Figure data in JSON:
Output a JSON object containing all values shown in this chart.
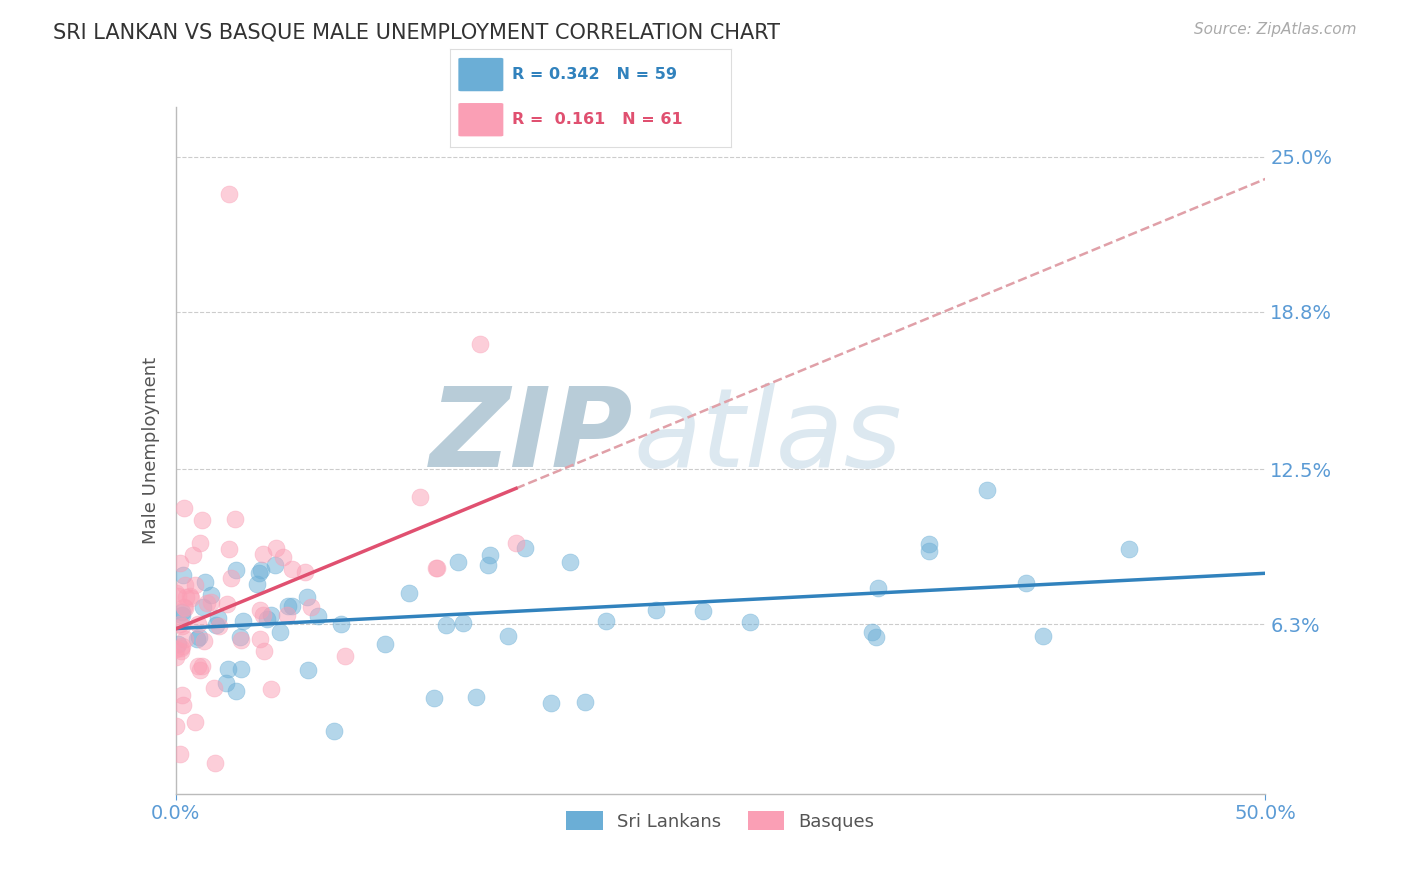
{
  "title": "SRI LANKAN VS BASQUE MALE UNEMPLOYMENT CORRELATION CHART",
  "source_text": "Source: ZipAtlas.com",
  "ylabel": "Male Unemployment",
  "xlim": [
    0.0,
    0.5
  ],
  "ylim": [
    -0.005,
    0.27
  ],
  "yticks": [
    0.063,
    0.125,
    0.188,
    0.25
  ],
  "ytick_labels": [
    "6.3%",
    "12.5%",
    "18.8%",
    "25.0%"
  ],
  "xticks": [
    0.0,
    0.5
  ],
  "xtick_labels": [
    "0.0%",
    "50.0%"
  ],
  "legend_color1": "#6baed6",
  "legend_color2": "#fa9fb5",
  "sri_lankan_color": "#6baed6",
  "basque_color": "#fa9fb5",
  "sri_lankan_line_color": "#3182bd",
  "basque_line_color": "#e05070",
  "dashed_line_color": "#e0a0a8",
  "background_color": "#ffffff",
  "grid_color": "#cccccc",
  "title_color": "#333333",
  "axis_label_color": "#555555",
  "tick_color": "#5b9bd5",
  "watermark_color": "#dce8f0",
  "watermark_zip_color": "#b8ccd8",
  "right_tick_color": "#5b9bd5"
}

...

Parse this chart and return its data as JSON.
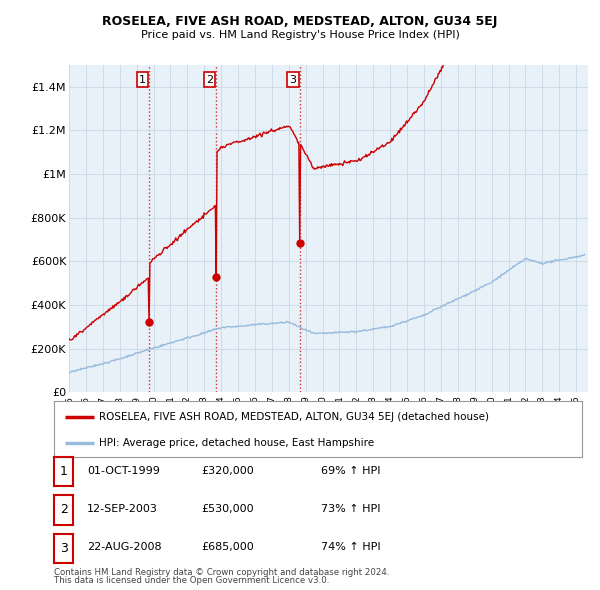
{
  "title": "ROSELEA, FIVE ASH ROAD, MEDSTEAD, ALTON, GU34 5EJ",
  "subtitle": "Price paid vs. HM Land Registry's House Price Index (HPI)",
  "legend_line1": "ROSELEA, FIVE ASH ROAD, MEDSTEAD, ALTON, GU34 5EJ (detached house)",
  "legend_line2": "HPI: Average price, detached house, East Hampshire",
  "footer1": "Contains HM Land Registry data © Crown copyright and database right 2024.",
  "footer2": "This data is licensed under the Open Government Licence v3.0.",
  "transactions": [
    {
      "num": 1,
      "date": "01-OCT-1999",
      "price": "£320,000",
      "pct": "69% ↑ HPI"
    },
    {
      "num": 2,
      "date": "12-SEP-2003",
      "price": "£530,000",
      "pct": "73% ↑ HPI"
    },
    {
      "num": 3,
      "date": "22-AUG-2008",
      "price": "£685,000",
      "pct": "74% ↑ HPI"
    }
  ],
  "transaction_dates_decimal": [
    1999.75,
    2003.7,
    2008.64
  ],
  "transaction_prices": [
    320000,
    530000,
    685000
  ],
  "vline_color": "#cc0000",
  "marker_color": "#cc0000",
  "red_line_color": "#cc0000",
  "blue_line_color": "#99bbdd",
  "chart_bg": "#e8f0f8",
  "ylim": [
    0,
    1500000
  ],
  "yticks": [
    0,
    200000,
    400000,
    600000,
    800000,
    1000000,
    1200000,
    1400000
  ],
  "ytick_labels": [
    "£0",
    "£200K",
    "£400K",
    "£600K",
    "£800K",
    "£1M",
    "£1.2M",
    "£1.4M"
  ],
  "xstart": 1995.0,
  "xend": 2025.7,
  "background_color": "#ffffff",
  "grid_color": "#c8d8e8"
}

--

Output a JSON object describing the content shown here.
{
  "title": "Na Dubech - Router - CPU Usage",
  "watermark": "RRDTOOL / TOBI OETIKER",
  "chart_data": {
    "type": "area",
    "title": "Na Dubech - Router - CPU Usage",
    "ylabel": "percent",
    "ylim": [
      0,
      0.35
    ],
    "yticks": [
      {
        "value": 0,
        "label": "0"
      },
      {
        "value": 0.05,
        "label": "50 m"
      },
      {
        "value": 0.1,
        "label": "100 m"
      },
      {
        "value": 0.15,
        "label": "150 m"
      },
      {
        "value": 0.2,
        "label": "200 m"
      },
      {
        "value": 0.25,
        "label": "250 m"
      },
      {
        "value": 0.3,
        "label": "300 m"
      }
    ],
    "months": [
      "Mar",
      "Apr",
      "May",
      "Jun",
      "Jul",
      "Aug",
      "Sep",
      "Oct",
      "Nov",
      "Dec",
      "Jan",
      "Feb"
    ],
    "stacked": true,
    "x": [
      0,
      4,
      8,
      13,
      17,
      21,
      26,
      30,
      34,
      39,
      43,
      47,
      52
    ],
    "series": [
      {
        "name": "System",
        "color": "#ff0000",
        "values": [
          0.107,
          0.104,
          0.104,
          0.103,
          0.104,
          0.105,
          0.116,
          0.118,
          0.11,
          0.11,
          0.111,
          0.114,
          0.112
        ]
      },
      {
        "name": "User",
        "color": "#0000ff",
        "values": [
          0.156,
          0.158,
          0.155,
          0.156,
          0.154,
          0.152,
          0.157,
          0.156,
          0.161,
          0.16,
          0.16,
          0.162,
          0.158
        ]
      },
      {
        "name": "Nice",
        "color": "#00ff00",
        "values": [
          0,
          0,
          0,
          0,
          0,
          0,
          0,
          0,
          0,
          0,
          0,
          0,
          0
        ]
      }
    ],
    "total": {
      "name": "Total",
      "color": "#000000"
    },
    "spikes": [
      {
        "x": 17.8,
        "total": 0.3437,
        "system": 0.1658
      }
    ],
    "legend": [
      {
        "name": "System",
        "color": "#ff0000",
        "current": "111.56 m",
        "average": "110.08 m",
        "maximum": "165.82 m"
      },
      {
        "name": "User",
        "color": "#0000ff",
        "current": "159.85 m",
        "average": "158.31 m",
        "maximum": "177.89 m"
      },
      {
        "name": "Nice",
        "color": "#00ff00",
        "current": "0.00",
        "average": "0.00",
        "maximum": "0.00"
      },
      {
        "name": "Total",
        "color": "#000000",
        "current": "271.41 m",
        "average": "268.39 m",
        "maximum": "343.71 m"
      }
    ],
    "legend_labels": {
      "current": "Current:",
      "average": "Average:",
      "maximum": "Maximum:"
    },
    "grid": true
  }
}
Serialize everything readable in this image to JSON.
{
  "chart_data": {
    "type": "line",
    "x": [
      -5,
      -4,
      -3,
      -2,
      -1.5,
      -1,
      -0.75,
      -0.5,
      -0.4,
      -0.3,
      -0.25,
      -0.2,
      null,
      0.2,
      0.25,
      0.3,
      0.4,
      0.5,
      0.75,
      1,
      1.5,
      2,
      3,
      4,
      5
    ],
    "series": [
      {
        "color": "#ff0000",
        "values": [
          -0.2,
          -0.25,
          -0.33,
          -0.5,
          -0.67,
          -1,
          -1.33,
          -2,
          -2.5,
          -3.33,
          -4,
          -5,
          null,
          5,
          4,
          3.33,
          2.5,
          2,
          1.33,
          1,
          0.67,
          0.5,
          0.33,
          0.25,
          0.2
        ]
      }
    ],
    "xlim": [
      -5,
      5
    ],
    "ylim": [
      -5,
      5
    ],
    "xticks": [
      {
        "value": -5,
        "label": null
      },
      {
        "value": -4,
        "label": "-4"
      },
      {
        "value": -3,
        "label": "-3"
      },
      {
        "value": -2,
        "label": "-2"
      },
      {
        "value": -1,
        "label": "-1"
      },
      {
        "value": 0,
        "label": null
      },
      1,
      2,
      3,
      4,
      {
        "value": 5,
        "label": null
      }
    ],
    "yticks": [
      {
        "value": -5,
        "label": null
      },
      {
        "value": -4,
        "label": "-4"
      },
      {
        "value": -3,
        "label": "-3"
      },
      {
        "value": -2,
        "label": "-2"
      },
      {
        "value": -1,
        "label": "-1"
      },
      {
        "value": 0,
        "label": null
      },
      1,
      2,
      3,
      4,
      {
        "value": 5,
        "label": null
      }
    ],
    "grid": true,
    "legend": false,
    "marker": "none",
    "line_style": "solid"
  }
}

CHALLENGE: Out of the records, collect only those lines that contain the string "Router".

SOLUTION TO THE PROBLEM:
  "title": "Na Dubech - Router - CPU Usage",
    "title": "Na Dubech - Router - CPU Usage",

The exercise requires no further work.